→ Input data

--- begin ---

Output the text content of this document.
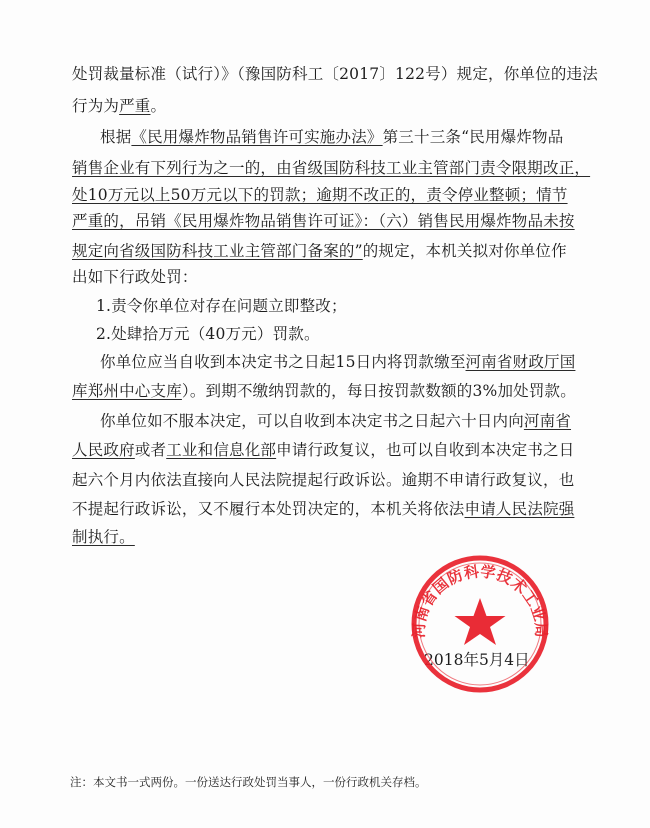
处罚裁量标准（试行）》（豫国防科工〔2017〕122号）规定，你单位的违法
行为为严重。
根据《民用爆炸物品销售许可实施办法》第三十三条“民用爆炸物品
销售企业有下列行为之一的，由省级国防科技工业主管部门责令限期改正，
处10万元以上50万元以下的罚款；逾期不改正的，责令停业整顿；情节
严重的，吊销《民用爆炸物品销售许可证》：（六）销售民用爆炸物品未按
规定向省级国防科技工业主管部门备案的”的规定，本机关拟对你单位作
出如下行政处罚：
1.责令你单位对存在问题立即整改；
2.处肆拾万元（40万元）罚款。
你单位应当自收到本决定书之日起15日内将罚款缴至河南省财政厅国
库郑州中心支库）。到期不缴纳罚款的，每日按罚款数额的3%加处罚款。
你单位如不服本决定，可以自收到本决定书之日起六十日内向河南省
人民政府或者工业和信息化部申请行政复议，也可以自收到本决定书之日
起六个月内依法直接向人民法院提起行政诉讼。逾期不申请行政复议，也
不提起行政诉讼，又不履行本处罚决定的，本机关将依法申请人民法院强
制执行。
2018年5月4日
河南省国防科学技术工业局
注：本文书一式两份。一份送达行政处罚当事人，一份行政机关存档。
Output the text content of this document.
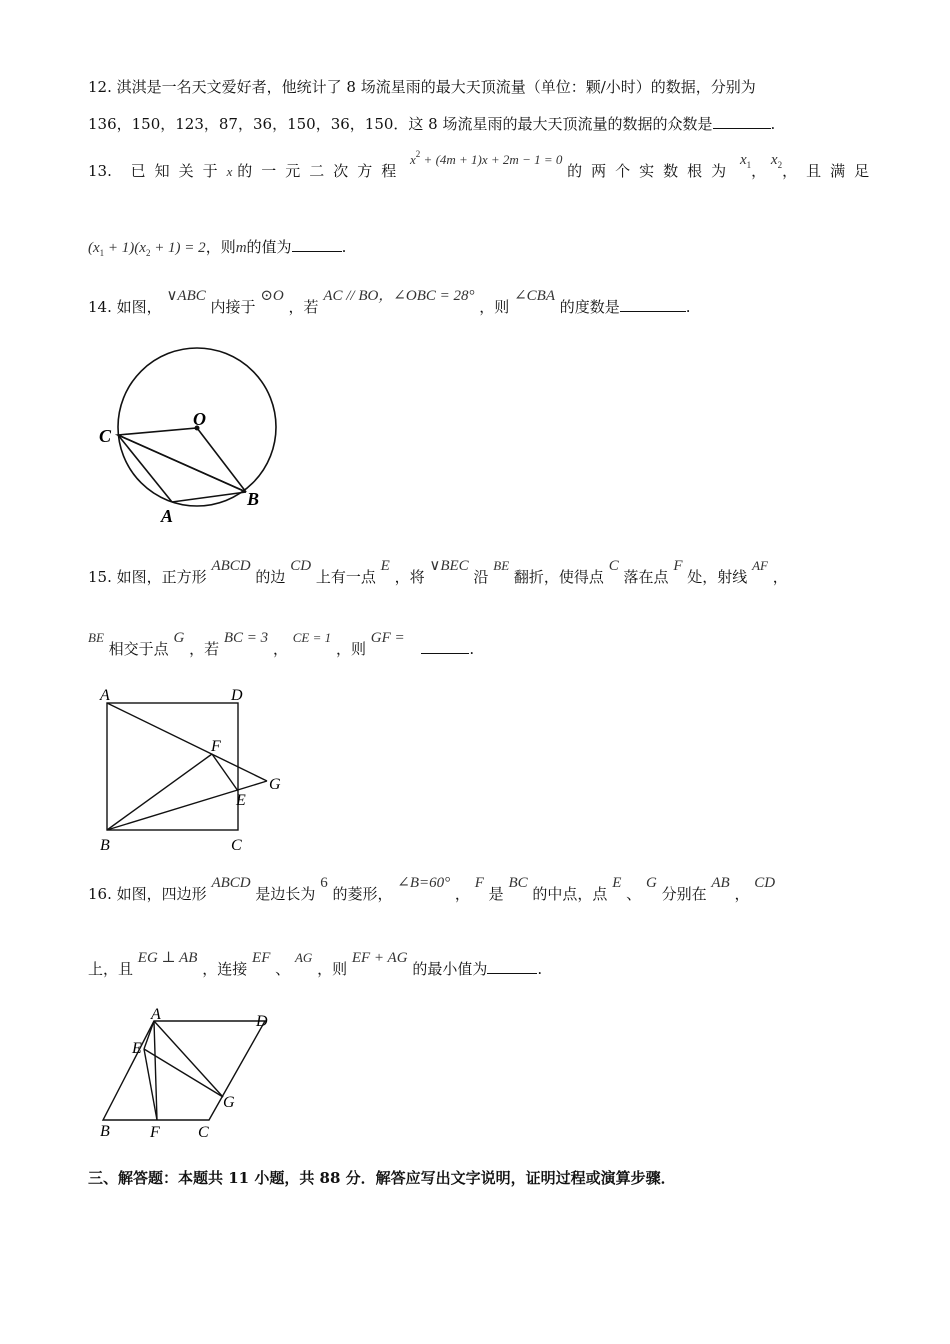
12. 淇淇是一名天文爱好者，他统计了 8 场流星雨的最大天顶流量（单位：颗/小时）的数据，分别为
136，150，123，87，36，150，36，150．这 8 场流星雨的最大天顶流量的数据的众数是	.
13. 已知关于x 的一元二次方程 $x^2 + (4m + 1)x + 2m - 1 = 0$ 的两个实数根为 $x_1$， $x_2$，且满足
$(x_1 + 1)(x_2 + 1) = 2$，则m的值为	.
14. 如图， ∨ABC 内接于 ⊙O ，若 AC // BO，∠OBC = 28° ，则 ∠CBA 的度数是	.
O
C
A
B
15. 如图，正方形 ABCD 的边 CD 上有一点 E ，将 ∨BEC 沿 BE 翻折，使得点 C 落在点 F 处，射线 AF ，
BE 相交于点 G ，若 BC = 3 ， CE = 1 ，则 GF = .
A	D
F
G
E
B	C
16. 如图，四边形 ABCD 是边长为 6 的菱形， ∠B=60° ， F 是 BC 的中点，点 E 、 G 分别在 AB ， CD
上，且 EG ⊥ AB ，连接 EF 、 AG ，则 EF + AG 的最小值为	.
A	D
E
G
B	F C
三、解答题：本题共 11 小题，共 88 分．解答应写出文字说明，证明过程或演算步骤．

--- end ---

Reproduce every line exactly and omit all pictures.

→ Reply to the exercise
Output the text content of this document.
处罚裁量标准（试行）》（豫国防科工〔2017〕122号）规定，你单位的违法
行为为严重。
根据《民用爆炸物品销售许可实施办法》第三十三条“民用爆炸物品
销售企业有下列行为之一的，由省级国防科技工业主管部门责令限期改正，
处10万元以上50万元以下的罚款；逾期不改正的，责令停业整顿；情节
严重的，吊销《民用爆炸物品销售许可证》：（六）销售民用爆炸物品未按
规定向省级国防科技工业主管部门备案的”的规定，本机关拟对你单位作
出如下行政处罚：
1.责令你单位对存在问题立即整改；
2.处肆拾万元（40万元）罚款。
你单位应当自收到本决定书之日起15日内将罚款缴至河南省财政厅国
库郑州中心支库）。到期不缴纳罚款的，每日按罚款数额的3%加处罚款。
你单位如不服本决定，可以自收到本决定书之日起六十日内向河南省
人民政府或者工业和信息化部申请行政复议，也可以自收到本决定书之日
起六个月内依法直接向人民法院提起行政诉讼。逾期不申请行政复议，也
不提起行政诉讼，又不履行本处罚决定的，本机关将依法申请人民法院强
制执行。
2018年5月4日
河南省国防科学技术工业局
注：本文书一式两份。一份送达行政处罚当事人，一份行政机关存档。
Output the text content of this document.
12. 淇淇是一名天文爱好者，他统计了 8 场流星雨的最大天顶流量（单位：颗/小时）的数据，分别为
136，150，123，87，36，150，36，150．这 8 场流星雨的最大天顶流量的数据的众数是	.
13. 已知关于x 的一元二次方程 $x^2 + (4m + 1)x + 2m - 1 = 0$ 的两个实数根为 $x_1$， $x_2$，且满足
$(x_1 + 1)(x_2 + 1) = 2$，则m的值为	.
14. 如图， ∨ABC 内接于 ⊙O ，若 AC // BO，∠OBC = 28° ，则 ∠CBA 的度数是	.
O
C
A
B
15. 如图，正方形 ABCD 的边 CD 上有一点 E ，将 ∨BEC 沿 BE 翻折，使得点 C 落在点 F 处，射线 AF ，
BE 相交于点 G ，若 BC = 3 ， CE = 1 ，则 GF = .
A	D
F
G
E
B	C
16. 如图，四边形 ABCD 是边长为 6 的菱形， ∠B=60° ， F 是 BC 的中点，点 E 、 G 分别在 AB ， CD
上，且 EG ⊥ AB ，连接 EF 、 AG ，则 EF + AG 的最小值为	.
A	D
E
G
B	F C
三、解答题：本题共 11 小题，共 88 分．解答应写出文字说明，证明过程或演算步骤．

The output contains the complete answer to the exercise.